Stored records:
● ● ● ● ●

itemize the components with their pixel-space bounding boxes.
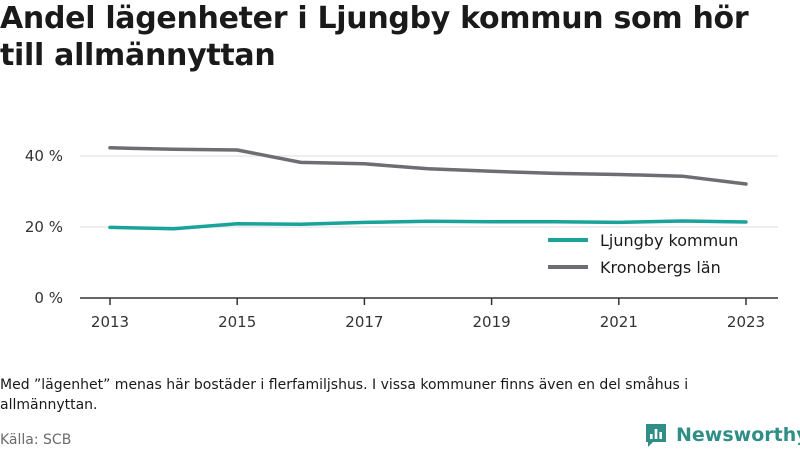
legend-background [538,231,750,251]
x-tick-label: 2019 [473,313,511,331]
brand-name: Newsworthy [676,424,800,446]
source-label: Källa: SCB [0,432,72,448]
x-tick-label: 2017 [345,313,383,331]
legend: Ljungby kommun Kronobergs län [538,231,750,278]
legend-label: Kronobergs län [600,258,721,277]
series-line [108,146,748,186]
footnote: Med ”lägenhet” menas här bostäder i fler… [0,377,689,413]
y-axis-ticks: 0 % 20 % 40 % [25,147,63,307]
x-tick-label: 2021 [600,313,638,331]
series-line [108,219,748,231]
x-tick-label: 2015 [218,313,256,331]
series-lines [108,146,748,231]
line-chart: 0 % 20 % 40 % 2013 2015 2017 2019 2021 2023 Lju… [25,146,778,331]
y-tick-label: 0 % [34,289,63,307]
x-tick-label: 2013 [91,313,129,331]
x-tick-label: 2023 [727,313,765,331]
legend-background [538,258,750,278]
newsworthy-logo-icon [646,424,666,447]
y-tick-label: 20 % [25,218,63,236]
chart-title: Andel lägenheter i Ljungby kommun som hö… [0,1,749,73]
y-tick-label: 40 % [25,147,63,165]
legend-label: Ljungby kommun [600,231,738,250]
gridlines [80,155,778,228]
brand-logo[interactable]: Newsworthy [644,420,800,450]
x-axis: 2013 2015 2017 2019 2021 2023 [80,297,778,331]
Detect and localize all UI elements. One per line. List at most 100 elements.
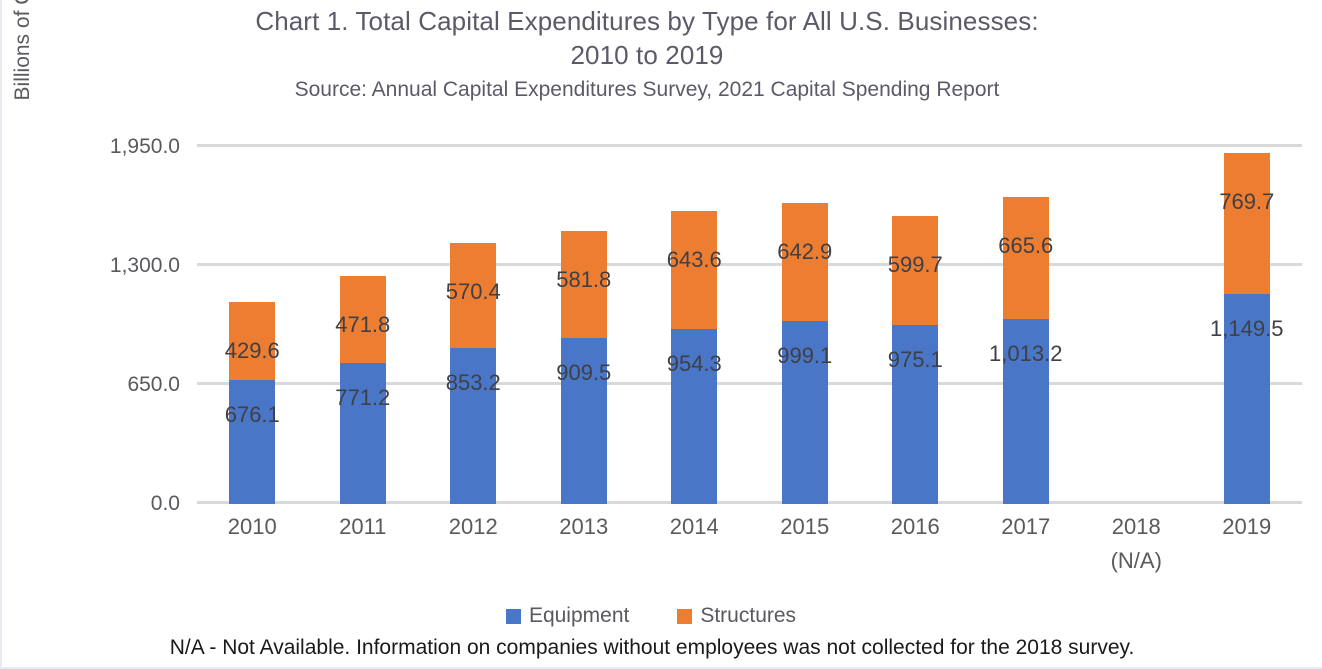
legend-swatch-icon — [677, 608, 693, 624]
bar-value-label: 581.8 — [556, 267, 612, 292]
legend-swatch-icon — [505, 608, 521, 624]
stacked-bar[interactable]: 471.8 771.2 — [335, 276, 390, 504]
bar-value-label: 643.6 — [666, 247, 722, 273]
bar-value-label: 599.7 — [887, 251, 943, 277]
stacked-bar[interactable]: 642.9 999.1 — [777, 203, 832, 504]
x-axis-tick-year: 2012 — [448, 514, 498, 539]
stacked-bar[interactable]: 429.6 676.1 — [225, 301, 280, 504]
bar-value-label: 771.2 — [335, 384, 391, 410]
bar-segment-structures[interactable]: 599.7 — [888, 215, 943, 326]
bar-segment-structures[interactable]: 643.6 — [667, 211, 722, 330]
x-axis-tick-label: 2011 — [308, 510, 419, 578]
bar-slot: 429.6 676.1 — [197, 147, 308, 504]
stacked-bar[interactable]: 665.6 1,013.2 — [989, 196, 1062, 504]
x-axis-tick-year: 2017 — [1001, 514, 1051, 539]
x-axis-tick-label: 2019 — [1192, 510, 1303, 578]
x-axis-tick-label: 2016 — [860, 510, 971, 578]
x-axis-tick-year: 2015 — [780, 514, 830, 539]
x-axis-tick-label: 2015 — [750, 510, 861, 578]
x-axis-tick-labels: 2010 2011 2012 2013 2014 2015 2016 2017 2018 (N/A… — [197, 510, 1302, 578]
x-axis-tick-label: 2018 (N/A) — [1081, 510, 1192, 578]
chart-title-line1: Chart 1. Total Capital Expenditures by T… — [255, 6, 1039, 36]
x-axis-tick-label: 2014 — [639, 510, 750, 578]
gridline — [197, 382, 1302, 385]
gridline — [197, 144, 1302, 147]
x-axis-tick-label: 2012 — [418, 510, 529, 578]
bar-segment-equipment[interactable]: 999.1 — [777, 321, 832, 504]
plot-area: 429.6 676.1 471.8 771.2 570.4 853.2 581.8 909.5… — [197, 144, 1302, 504]
x-axis-tick-year: 2013 — [559, 514, 609, 539]
chart-title-line2: 2010 to 2019 — [570, 40, 724, 70]
bar-slot: 769.7 1,149.5 — [1192, 147, 1303, 504]
stacked-bar[interactable]: 643.6 954.3 — [667, 211, 722, 504]
bar-slot: 642.9 999.1 — [750, 147, 861, 504]
x-axis-tick-year: 2016 — [890, 514, 940, 539]
bar-slot: 570.4 853.2 — [418, 147, 529, 504]
stacked-bar[interactable]: 769.7 1,149.5 — [1210, 152, 1283, 504]
bar-value-label: 676.1 — [224, 402, 280, 428]
y-axis-title-label: Billions of Current Dollars — [11, 0, 35, 100]
bar-value-label: 1,149.5 — [1210, 315, 1284, 341]
gridline — [197, 263, 1302, 266]
bar-segment-equipment[interactable]: 909.5 — [556, 337, 611, 504]
chart-legend: Equipment Structures — [2, 604, 1300, 628]
x-axis-tick-label: 2013 — [529, 510, 640, 578]
legend-item-structures[interactable]: Structures — [677, 604, 796, 628]
bar-segment-equipment[interactable]: 676.1 — [225, 380, 280, 504]
bar-segment-structures[interactable]: 471.8 — [335, 276, 390, 363]
bar-value-label: 570.4 — [445, 279, 501, 305]
bar-segment-equipment[interactable]: 975.1 — [888, 325, 943, 504]
chart-title-block: Chart 1. Total Capital Expenditures by T… — [2, 4, 1292, 105]
bar-value-label: 471.8 — [335, 312, 391, 338]
bar-segment-equipment[interactable]: 771.2 — [335, 362, 390, 504]
bar-segment-structures[interactable]: 642.9 — [777, 203, 832, 322]
bar-segment-structures[interactable]: 665.6 — [998, 196, 1053, 319]
bar-slot: 599.7 975.1 — [860, 147, 971, 504]
y-axis-tick-label: 1,950.0 — [109, 135, 180, 158]
bar-segment-equipment[interactable]: 1,149.5 — [1210, 293, 1283, 504]
bar-value-label: 769.7 — [1219, 188, 1275, 214]
bar-segment-structures[interactable]: 581.8 — [556, 231, 611, 338]
bar-slot: 665.6 1,013.2 — [971, 147, 1082, 504]
bar-series-group: 429.6 676.1 471.8 771.2 570.4 853.2 581.8 909.5… — [197, 147, 1302, 504]
legend-label: Equipment — [528, 604, 630, 627]
y-axis-tick-label: 650.0 — [127, 373, 180, 396]
gridline — [197, 501, 1302, 504]
chart-subtitle-source: Source: Annual Capital Expenditures Surv… — [294, 78, 1000, 101]
bar-value-label: 909.5 — [556, 359, 612, 385]
legend-item-equipment[interactable]: Equipment — [505, 604, 630, 628]
bar-value-label: 954.3 — [666, 351, 722, 377]
bar-value-label: 1,013.2 — [989, 340, 1063, 366]
bar-value-label: 975.1 — [887, 347, 943, 373]
bar-segment-structures[interactable]: 769.7 — [1219, 152, 1274, 294]
bar-slot: 581.8 909.5 — [529, 147, 640, 504]
x-axis-tick-year: 2018 — [1111, 514, 1161, 539]
y-axis-tick-label: 1,300.0 — [109, 254, 180, 277]
bar-segment-structures[interactable]: 429.6 — [225, 301, 280, 381]
bar-segment-structures[interactable]: 570.4 — [446, 243, 501, 348]
chart-footnote: N/A - Not Available. Information on comp… — [169, 636, 1135, 659]
x-axis-tick-year: 2014 — [669, 514, 719, 539]
bar-segment-equipment[interactable]: 954.3 — [667, 329, 722, 504]
bar-value-label: 999.1 — [777, 343, 833, 369]
x-axis-tick-year: 2019 — [1222, 514, 1272, 539]
legend-label: Structures — [700, 604, 797, 627]
stacked-bar[interactable]: 581.8 909.5 — [556, 231, 611, 504]
bar-segment-equipment[interactable]: 1,013.2 — [989, 318, 1062, 504]
bar-slot — [1081, 147, 1192, 504]
bar-value-label: 665.6 — [998, 232, 1054, 258]
x-axis-tick-label: 2017 — [971, 510, 1082, 578]
bar-value-label: 642.9 — [777, 239, 833, 265]
x-axis-tick-year: 2010 — [227, 514, 277, 539]
bar-segment-equipment[interactable]: 853.2 — [446, 347, 501, 504]
bar-value-label: 429.6 — [224, 337, 280, 363]
bar-value-label: 853.2 — [445, 369, 501, 395]
stacked-bar[interactable]: 599.7 975.1 — [888, 215, 943, 504]
stacked-bar[interactable]: 570.4 853.2 — [446, 243, 501, 504]
x-axis-tick-year: 2011 — [339, 514, 387, 539]
x-axis-tick-label: 2010 — [197, 510, 308, 578]
y-axis-tick-label: 0.0 — [150, 492, 180, 515]
x-axis-tick-sublabel: (N/A) — [1110, 548, 1162, 573]
bar-slot: 643.6 954.3 — [639, 147, 750, 504]
bar-slot: 471.8 771.2 — [308, 147, 419, 504]
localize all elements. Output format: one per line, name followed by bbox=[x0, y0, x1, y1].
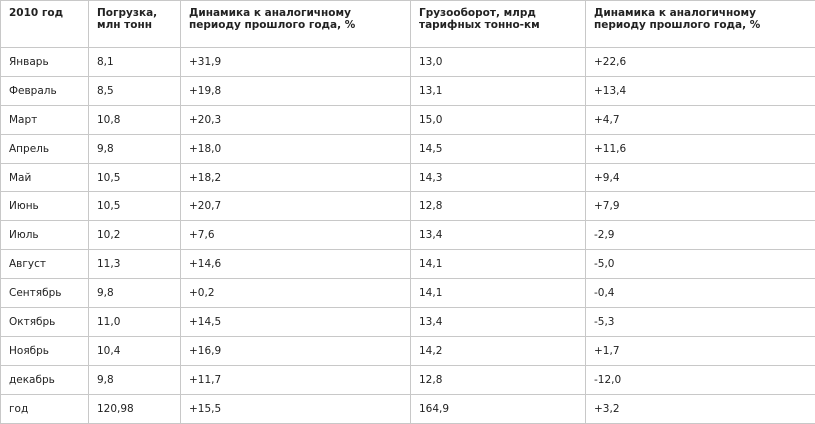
row-label: Февраль bbox=[1, 76, 89, 105]
row-label: декабрь bbox=[1, 365, 89, 394]
header-cell: Погрузка, млн тонн bbox=[89, 1, 181, 48]
table-cell: 14,1 bbox=[411, 250, 586, 279]
table-cell: +11,6 bbox=[586, 134, 815, 163]
table-cell: 10,5 bbox=[89, 192, 181, 221]
table-cell: 10,4 bbox=[89, 336, 181, 365]
row-label: Март bbox=[1, 105, 89, 134]
row-label: Июнь bbox=[1, 192, 89, 221]
table-cell: +7,6 bbox=[181, 221, 411, 250]
table-cell: 12,8 bbox=[411, 365, 586, 394]
table-cell: 120,98 bbox=[89, 394, 181, 423]
table-cell: +4,7 bbox=[586, 105, 815, 134]
table-cell: +13,4 bbox=[586, 76, 815, 105]
table-cell: 12,8 bbox=[411, 192, 586, 221]
row-label: Май bbox=[1, 163, 89, 192]
table-cell: 9,8 bbox=[89, 134, 181, 163]
table-cell: 14,2 bbox=[411, 336, 586, 365]
table-cell: 13,1 bbox=[411, 76, 586, 105]
table-cell: -2,9 bbox=[586, 221, 815, 250]
row-label: Январь bbox=[1, 48, 89, 77]
row-label: Июль bbox=[1, 221, 89, 250]
table-cell: 10,8 bbox=[89, 105, 181, 134]
table-cell: 10,5 bbox=[89, 163, 181, 192]
table-cell: +22,6 bbox=[586, 48, 815, 77]
table-cell: -5,3 bbox=[586, 308, 815, 337]
table-cell: +14,6 bbox=[181, 250, 411, 279]
row-label: Апрель bbox=[1, 134, 89, 163]
table-cell: +3,2 bbox=[586, 394, 815, 423]
table-cell: +31,9 bbox=[181, 48, 411, 77]
table-cell: +14,5 bbox=[181, 308, 411, 337]
row-label: год bbox=[1, 394, 89, 423]
table-cell: 11,0 bbox=[89, 308, 181, 337]
table-cell: 11,3 bbox=[89, 250, 181, 279]
table-cell: +15,5 bbox=[181, 394, 411, 423]
table-cell: 14,1 bbox=[411, 279, 586, 308]
table-cell: 15,0 bbox=[411, 105, 586, 134]
table-cell: 14,3 bbox=[411, 163, 586, 192]
table-cell: +16,9 bbox=[181, 336, 411, 365]
table-cell: 9,8 bbox=[89, 365, 181, 394]
table-cell: +18,0 bbox=[181, 134, 411, 163]
table-cell: -12,0 bbox=[586, 365, 815, 394]
header-cell: Грузооборот, млрд тарифных тонно-км bbox=[411, 1, 586, 48]
table-cell: 8,5 bbox=[89, 76, 181, 105]
table-cell: 10,2 bbox=[89, 221, 181, 250]
row-label: Ноябрь bbox=[1, 336, 89, 365]
table-cell: 9,8 bbox=[89, 279, 181, 308]
table-cell: +20,7 bbox=[181, 192, 411, 221]
table-cell: 164,9 bbox=[411, 394, 586, 423]
table-cell: +9,4 bbox=[586, 163, 815, 192]
header-cell: Динамика к аналогичному периоду прошлого… bbox=[586, 1, 815, 48]
table-cell: 13,4 bbox=[411, 308, 586, 337]
table-cell: +18,2 bbox=[181, 163, 411, 192]
table-cell: +11,7 bbox=[181, 365, 411, 394]
header-cell: Динамика к аналогичному периоду прошлого… bbox=[181, 1, 411, 48]
table-cell: 8,1 bbox=[89, 48, 181, 77]
header-cell: 2010 год bbox=[1, 1, 89, 48]
table-cell: -5,0 bbox=[586, 250, 815, 279]
row-label: Сентябрь bbox=[1, 279, 89, 308]
table-cell: 14,5 bbox=[411, 134, 586, 163]
row-label: Август bbox=[1, 250, 89, 279]
table-cell: +1,7 bbox=[586, 336, 815, 365]
table-cell: +0,2 bbox=[181, 279, 411, 308]
table-cell: 13,0 bbox=[411, 48, 586, 77]
row-label: Октябрь bbox=[1, 308, 89, 337]
table-cell: +19,8 bbox=[181, 76, 411, 105]
table-cell: 13,4 bbox=[411, 221, 586, 250]
table-cell: +20,3 bbox=[181, 105, 411, 134]
table-cell: -0,4 bbox=[586, 279, 815, 308]
table-cell: +7,9 bbox=[586, 192, 815, 221]
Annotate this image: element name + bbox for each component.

● ● ● ● ●

Short task:
Repeat the lines of the material verbatim, beginning at the line that contains "legend-swatch-icon — [677, 608, 693, 624]" and stopping after the line that contains "bar-value-label: 643.6 — [666, 247, 722, 273]".

Solution for this problem:
legend-swatch-icon — [677, 608, 693, 624]
bar-value-label: 581.8 — [556, 267, 612, 292]
legend-swatch-icon — [505, 608, 521, 624]
stacked-bar[interactable]: 471.8 771.2 — [335, 276, 390, 504]
bar-value-label: 643.6 — [666, 247, 722, 273]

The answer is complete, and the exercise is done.